Listed entries -
::::

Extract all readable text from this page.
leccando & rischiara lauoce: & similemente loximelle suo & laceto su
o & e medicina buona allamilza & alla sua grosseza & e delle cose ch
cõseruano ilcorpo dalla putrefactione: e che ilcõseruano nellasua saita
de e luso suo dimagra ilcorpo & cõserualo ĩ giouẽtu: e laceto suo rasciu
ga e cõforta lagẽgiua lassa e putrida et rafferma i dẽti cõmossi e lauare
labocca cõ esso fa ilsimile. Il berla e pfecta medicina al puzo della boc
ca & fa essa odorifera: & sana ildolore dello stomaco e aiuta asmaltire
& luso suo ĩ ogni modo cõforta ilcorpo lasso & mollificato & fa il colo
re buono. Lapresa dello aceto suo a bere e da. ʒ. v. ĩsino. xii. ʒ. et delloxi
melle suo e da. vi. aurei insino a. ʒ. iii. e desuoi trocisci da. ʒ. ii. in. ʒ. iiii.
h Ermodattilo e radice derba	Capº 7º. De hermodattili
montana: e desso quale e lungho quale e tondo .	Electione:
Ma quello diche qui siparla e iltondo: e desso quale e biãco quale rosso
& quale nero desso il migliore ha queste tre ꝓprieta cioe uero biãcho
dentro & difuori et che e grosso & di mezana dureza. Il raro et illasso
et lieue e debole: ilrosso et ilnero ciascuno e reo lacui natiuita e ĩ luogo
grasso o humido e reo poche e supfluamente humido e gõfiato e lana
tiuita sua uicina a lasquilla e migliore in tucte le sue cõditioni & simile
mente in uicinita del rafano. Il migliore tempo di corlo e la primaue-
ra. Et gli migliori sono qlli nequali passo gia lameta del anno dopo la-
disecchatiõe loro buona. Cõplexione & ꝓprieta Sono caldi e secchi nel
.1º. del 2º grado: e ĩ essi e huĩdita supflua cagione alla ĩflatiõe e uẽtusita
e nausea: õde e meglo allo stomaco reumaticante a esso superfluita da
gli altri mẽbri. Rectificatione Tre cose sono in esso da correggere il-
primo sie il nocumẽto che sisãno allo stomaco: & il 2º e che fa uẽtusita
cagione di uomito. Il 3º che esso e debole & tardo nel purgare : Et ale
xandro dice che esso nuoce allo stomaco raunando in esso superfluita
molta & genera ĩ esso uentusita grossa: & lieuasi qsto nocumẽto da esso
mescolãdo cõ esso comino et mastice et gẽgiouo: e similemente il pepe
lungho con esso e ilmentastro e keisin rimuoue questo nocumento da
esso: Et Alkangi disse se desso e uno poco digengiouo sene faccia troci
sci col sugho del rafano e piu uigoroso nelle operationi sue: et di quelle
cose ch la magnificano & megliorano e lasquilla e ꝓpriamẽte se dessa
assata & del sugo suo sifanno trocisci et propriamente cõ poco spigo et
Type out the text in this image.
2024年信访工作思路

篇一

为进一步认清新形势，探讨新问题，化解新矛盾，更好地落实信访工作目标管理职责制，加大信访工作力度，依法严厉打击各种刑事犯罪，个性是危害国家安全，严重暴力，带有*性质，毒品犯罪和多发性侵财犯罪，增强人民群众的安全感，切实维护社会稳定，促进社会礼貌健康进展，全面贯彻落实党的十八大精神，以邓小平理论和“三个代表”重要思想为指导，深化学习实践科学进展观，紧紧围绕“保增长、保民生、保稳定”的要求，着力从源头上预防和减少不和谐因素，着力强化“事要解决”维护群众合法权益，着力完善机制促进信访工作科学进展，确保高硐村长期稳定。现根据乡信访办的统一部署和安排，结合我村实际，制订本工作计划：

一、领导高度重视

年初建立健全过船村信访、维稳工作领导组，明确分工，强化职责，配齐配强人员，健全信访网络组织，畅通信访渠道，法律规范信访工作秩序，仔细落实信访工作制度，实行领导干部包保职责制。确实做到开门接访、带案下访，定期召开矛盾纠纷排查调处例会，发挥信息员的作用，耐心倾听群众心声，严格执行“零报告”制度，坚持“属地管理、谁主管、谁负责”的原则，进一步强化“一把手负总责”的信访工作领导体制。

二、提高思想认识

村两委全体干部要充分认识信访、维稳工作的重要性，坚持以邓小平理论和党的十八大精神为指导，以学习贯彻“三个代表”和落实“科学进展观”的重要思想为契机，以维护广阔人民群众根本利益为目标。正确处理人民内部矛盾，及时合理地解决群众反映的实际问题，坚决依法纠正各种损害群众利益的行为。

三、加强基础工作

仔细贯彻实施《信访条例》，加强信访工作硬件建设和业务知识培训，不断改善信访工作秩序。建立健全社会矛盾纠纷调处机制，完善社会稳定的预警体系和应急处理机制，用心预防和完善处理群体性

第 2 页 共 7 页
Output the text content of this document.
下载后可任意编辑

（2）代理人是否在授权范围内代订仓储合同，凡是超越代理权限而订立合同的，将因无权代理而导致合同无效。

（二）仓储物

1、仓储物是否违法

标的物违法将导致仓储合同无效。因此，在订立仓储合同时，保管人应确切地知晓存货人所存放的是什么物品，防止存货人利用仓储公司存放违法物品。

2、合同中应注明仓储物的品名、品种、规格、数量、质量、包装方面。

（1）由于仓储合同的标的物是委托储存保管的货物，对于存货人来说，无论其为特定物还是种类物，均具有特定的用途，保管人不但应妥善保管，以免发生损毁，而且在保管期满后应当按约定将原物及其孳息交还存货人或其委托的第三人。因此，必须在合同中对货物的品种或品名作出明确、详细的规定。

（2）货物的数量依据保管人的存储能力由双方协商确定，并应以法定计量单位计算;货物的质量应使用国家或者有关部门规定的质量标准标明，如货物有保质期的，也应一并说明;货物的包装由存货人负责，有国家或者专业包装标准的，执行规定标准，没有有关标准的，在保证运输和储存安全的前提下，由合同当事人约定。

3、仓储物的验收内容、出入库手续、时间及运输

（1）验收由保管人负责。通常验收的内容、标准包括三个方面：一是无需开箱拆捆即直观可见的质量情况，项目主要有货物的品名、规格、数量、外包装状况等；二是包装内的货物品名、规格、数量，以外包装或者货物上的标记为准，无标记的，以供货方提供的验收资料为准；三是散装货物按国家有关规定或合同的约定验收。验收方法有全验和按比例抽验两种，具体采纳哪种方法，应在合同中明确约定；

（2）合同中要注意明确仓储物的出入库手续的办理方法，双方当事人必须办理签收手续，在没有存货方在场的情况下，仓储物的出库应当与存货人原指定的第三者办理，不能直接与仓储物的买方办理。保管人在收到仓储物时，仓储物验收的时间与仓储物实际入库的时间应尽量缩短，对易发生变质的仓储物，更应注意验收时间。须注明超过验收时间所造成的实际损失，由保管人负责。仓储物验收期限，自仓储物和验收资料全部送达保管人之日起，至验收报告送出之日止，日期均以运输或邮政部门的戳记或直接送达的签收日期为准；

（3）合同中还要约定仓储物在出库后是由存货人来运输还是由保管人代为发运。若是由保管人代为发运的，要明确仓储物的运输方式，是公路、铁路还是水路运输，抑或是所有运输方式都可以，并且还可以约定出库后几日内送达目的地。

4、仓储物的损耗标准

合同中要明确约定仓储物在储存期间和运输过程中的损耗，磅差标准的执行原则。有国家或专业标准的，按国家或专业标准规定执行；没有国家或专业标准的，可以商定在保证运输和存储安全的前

::::

Task - Type out all of the material again, word for word.

Answer to this exercise -
Extract all readable text from this page.
leccando & rischiara lauoce: & similemente loximelle suo & laceto su
o & e medicina buona allamilza & alla sua grosseza & e delle cose ch
cõseruano ilcorpo dalla putrefactione: e che ilcõseruano nellasua saita
de e luso suo dimagra ilcorpo & cõserualo ĩ giouẽtu: e laceto suo rasciu
ga e cõforta lagẽgiua lassa e putrida et rafferma i dẽti cõmossi e lauare
labocca cõ esso fa ilsimile. Il berla e pfecta medicina al puzo della boc
ca & fa essa odorifera: & sana ildolore dello stomaco e aiuta asmaltire
& luso suo ĩ ogni modo cõforta ilcorpo lasso & mollificato & fa il colo
re buono. Lapresa dello aceto suo a bere e da. ʒ. v. ĩsino. xii. ʒ. et delloxi
melle suo e da. vi. aurei insino a. ʒ. iii. e desuoi trocisci da. ʒ. ii. in. ʒ. iiii.
h Ermodattilo e radice derba	Capº 7º. De hermodattili
montana: e desso quale e lungho quale e tondo .	Electione:
Ma quello diche qui siparla e iltondo: e desso quale e biãco quale rosso
& quale nero desso il migliore ha queste tre ꝓprieta cioe uero biãcho
dentro & difuori et che e grosso & di mezana dureza. Il raro et illasso
et lieue e debole: ilrosso et ilnero ciascuno e reo lacui natiuita e ĩ luogo
grasso o humido e reo poche e supfluamente humido e gõfiato e lana
tiuita sua uicina a lasquilla e migliore in tucte le sue cõditioni & simile
mente in uicinita del rafano. Il migliore tempo di corlo e la primaue-
ra. Et gli migliori sono qlli nequali passo gia lameta del anno dopo la-
disecchatiõe loro buona. Cõplexione & ꝓprieta Sono caldi e secchi nel
.1º. del 2º grado: e ĩ essi e huĩdita supflua cagione alla ĩflatiõe e uẽtusita
e nausea: õde e meglo allo stomaco reumaticante a esso superfluita da
gli altri mẽbri. Rectificatione Tre cose sono in esso da correggere il-
primo sie il nocumẽto che sisãno allo stomaco: & il 2º e che fa uẽtusita
cagione di uomito. Il 3º che esso e debole & tardo nel purgare : Et ale
xandro dice che esso nuoce allo stomaco raunando in esso superfluita
molta & genera ĩ esso uentusita grossa: & lieuasi qsto nocumẽto da esso
mescolãdo cõ esso comino et mastice et gẽgiouo: e similemente il pepe
lungho con esso e ilmentastro e keisin rimuoue questo nocumento da
esso: Et Alkangi disse se desso e uno poco digengiouo sene faccia troci
sci col sugho del rafano e piu uigoroso nelle operationi sue: et di quelle
cose ch la magnificano & megliorano e lasquilla e ꝓpriamẽte se dessa
assata & del sugo suo sifanno trocisci et propriamente cõ poco spigo et
Type out the text in this image.
2024年信访工作思路

篇一

为进一步认清新形势，探讨新问题，化解新矛盾，更好地落实信访工作目标管理职责制，加大信访工作力度，依法严厉打击各种刑事犯罪，个性是危害国家安全，严重暴力，带有*性质，毒品犯罪和多发性侵财犯罪，增强人民群众的安全感，切实维护社会稳定，促进社会礼貌健康进展，全面贯彻落实党的十八大精神，以邓小平理论和“三个代表”重要思想为指导，深化学习实践科学进展观，紧紧围绕“保增长、保民生、保稳定”的要求，着力从源头上预防和减少不和谐因素，着力强化“事要解决”维护群众合法权益，着力完善机制促进信访工作科学进展，确保高硐村长期稳定。现根据乡信访办的统一部署和安排，结合我村实际，制订本工作计划：

一、领导高度重视

年初建立健全过船村信访、维稳工作领导组，明确分工，强化职责，配齐配强人员，健全信访网络组织，畅通信访渠道，法律规范信访工作秩序，仔细落实信访工作制度，实行领导干部包保职责制。确实做到开门接访、带案下访，定期召开矛盾纠纷排查调处例会，发挥信息员的作用，耐心倾听群众心声，严格执行“零报告”制度，坚持“属地管理、谁主管、谁负责”的原则，进一步强化“一把手负总责”的信访工作领导体制。

二、提高思想认识

村两委全体干部要充分认识信访、维稳工作的重要性，坚持以邓小平理论和党的十八大精神为指导，以学习贯彻“三个代表”和落实“科学进展观”的重要思想为契机，以维护广阔人民群众根本利益为目标。正确处理人民内部矛盾，及时合理地解决群众反映的实际问题，坚决依法纠正各种损害群众利益的行为。

三、加强基础工作

仔细贯彻实施《信访条例》，加强信访工作硬件建设和业务知识培训，不断改善信访工作秩序。建立健全社会矛盾纠纷调处机制，完善社会稳定的预警体系和应急处理机制，用心预防和完善处理群体性

第 2 页 共 7 页
Output the text content of this document.
下载后可任意编辑

（2）代理人是否在授权范围内代订仓储合同，凡是超越代理权限而订立合同的，将因无权代理而导致合同无效。

（二）仓储物

1、仓储物是否违法

标的物违法将导致仓储合同无效。因此，在订立仓储合同时，保管人应确切地知晓存货人所存放的是什么物品，防止存货人利用仓储公司存放违法物品。

2、合同中应注明仓储物的品名、品种、规格、数量、质量、包装方面。

（1）由于仓储合同的标的物是委托储存保管的货物，对于存货人来说，无论其为特定物还是种类物，均具有特定的用途，保管人不但应妥善保管，以免发生损毁，而且在保管期满后应当按约定将原物及其孳息交还存货人或其委托的第三人。因此，必须在合同中对货物的品种或品名作出明确、详细的规定。

（2）货物的数量依据保管人的存储能力由双方协商确定，并应以法定计量单位计算;货物的质量应使用国家或者有关部门规定的质量标准标明，如货物有保质期的，也应一并说明;货物的包装由存货人负责，有国家或者专业包装标准的，执行规定标准，没有有关标准的，在保证运输和储存安全的前提下，由合同当事人约定。

3、仓储物的验收内容、出入库手续、时间及运输

（1）验收由保管人负责。通常验收的内容、标准包括三个方面：一是无需开箱拆捆即直观可见的质量情况，项目主要有货物的品名、规格、数量、外包装状况等；二是包装内的货物品名、规格、数量，以外包装或者货物上的标记为准，无标记的，以供货方提供的验收资料为准；三是散装货物按国家有关规定或合同的约定验收。验收方法有全验和按比例抽验两种，具体采纳哪种方法，应在合同中明确约定；

（2）合同中要注意明确仓储物的出入库手续的办理方法，双方当事人必须办理签收手续，在没有存货方在场的情况下，仓储物的出库应当与存货人原指定的第三者办理，不能直接与仓储物的买方办理。保管人在收到仓储物时，仓储物验收的时间与仓储物实际入库的时间应尽量缩短，对易发生变质的仓储物，更应注意验收时间。须注明超过验收时间所造成的实际损失，由保管人负责。仓储物验收期限，自仓储物和验收资料全部送达保管人之日起，至验收报告送出之日止，日期均以运输或邮政部门的戳记或直接送达的签收日期为准；

（3）合同中还要约定仓储物在出库后是由存货人来运输还是由保管人代为发运。若是由保管人代为发运的，要明确仓储物的运输方式，是公路、铁路还是水路运输，抑或是所有运输方式都可以，并且还可以约定出库后几日内送达目的地。

4、仓储物的损耗标准

合同中要明确约定仓储物在储存期间和运输过程中的损耗，磅差标准的执行原则。有国家或专业标准的，按国家或专业标准规定执行；没有国家或专业标准的，可以商定在保证运输和存储安全的前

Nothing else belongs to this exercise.